— Start of Data supplied —
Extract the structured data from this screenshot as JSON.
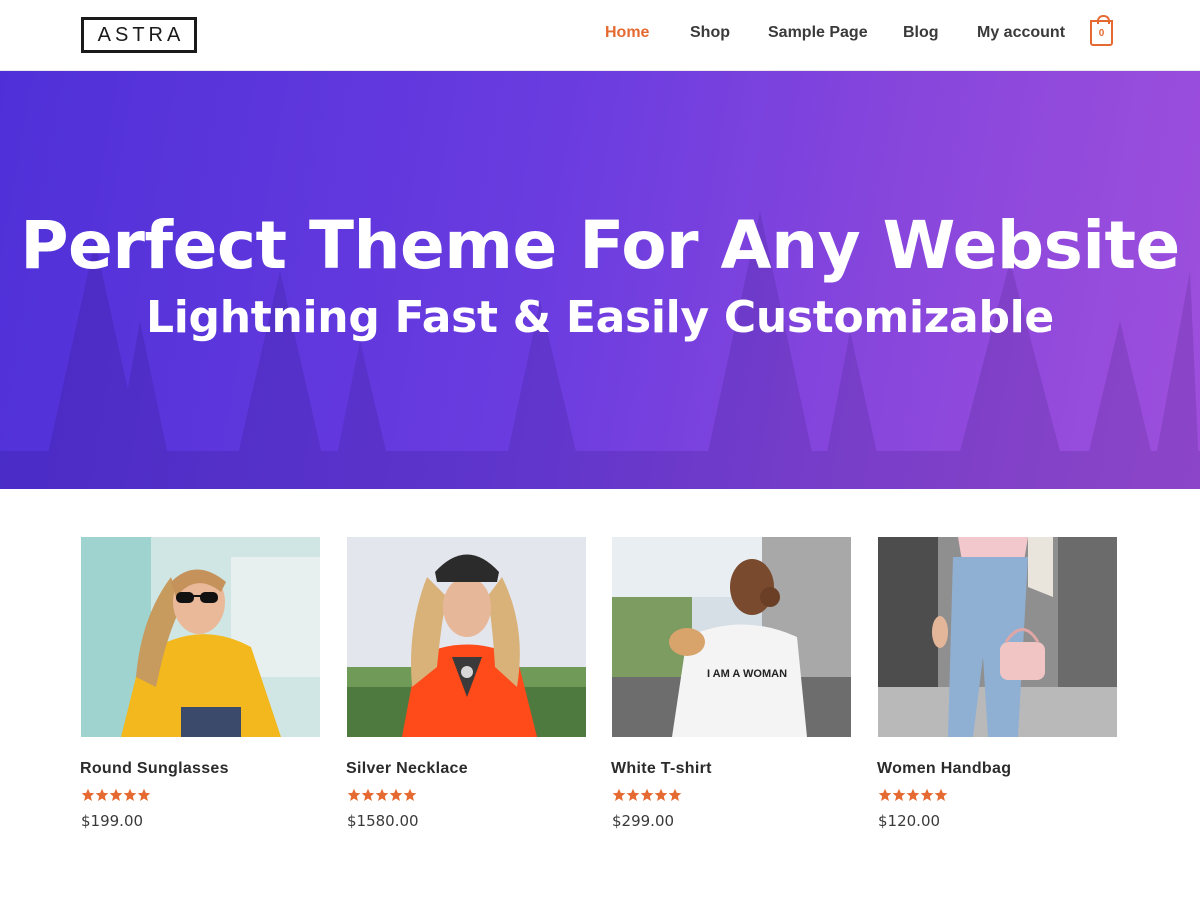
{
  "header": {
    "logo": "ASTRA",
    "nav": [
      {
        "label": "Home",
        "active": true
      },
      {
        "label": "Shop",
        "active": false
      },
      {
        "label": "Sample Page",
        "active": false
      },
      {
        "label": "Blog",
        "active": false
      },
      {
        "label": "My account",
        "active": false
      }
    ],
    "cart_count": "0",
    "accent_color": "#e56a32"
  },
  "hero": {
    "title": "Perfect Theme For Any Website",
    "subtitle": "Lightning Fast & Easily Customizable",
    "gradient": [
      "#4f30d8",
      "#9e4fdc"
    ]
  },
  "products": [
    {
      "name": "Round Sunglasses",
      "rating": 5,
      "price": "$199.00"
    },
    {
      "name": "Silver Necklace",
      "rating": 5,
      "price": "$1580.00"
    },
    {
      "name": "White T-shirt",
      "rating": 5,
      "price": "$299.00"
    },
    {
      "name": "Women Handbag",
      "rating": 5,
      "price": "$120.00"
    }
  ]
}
— End of Data supplied —
Given request: Read the data above. Pull out each line in which the string "label" appears.

Correct response:
        "label": "Home",
        "label": "Shop",
        "label": "Sample Page",
        "label": "Blog",
        "label": "My account",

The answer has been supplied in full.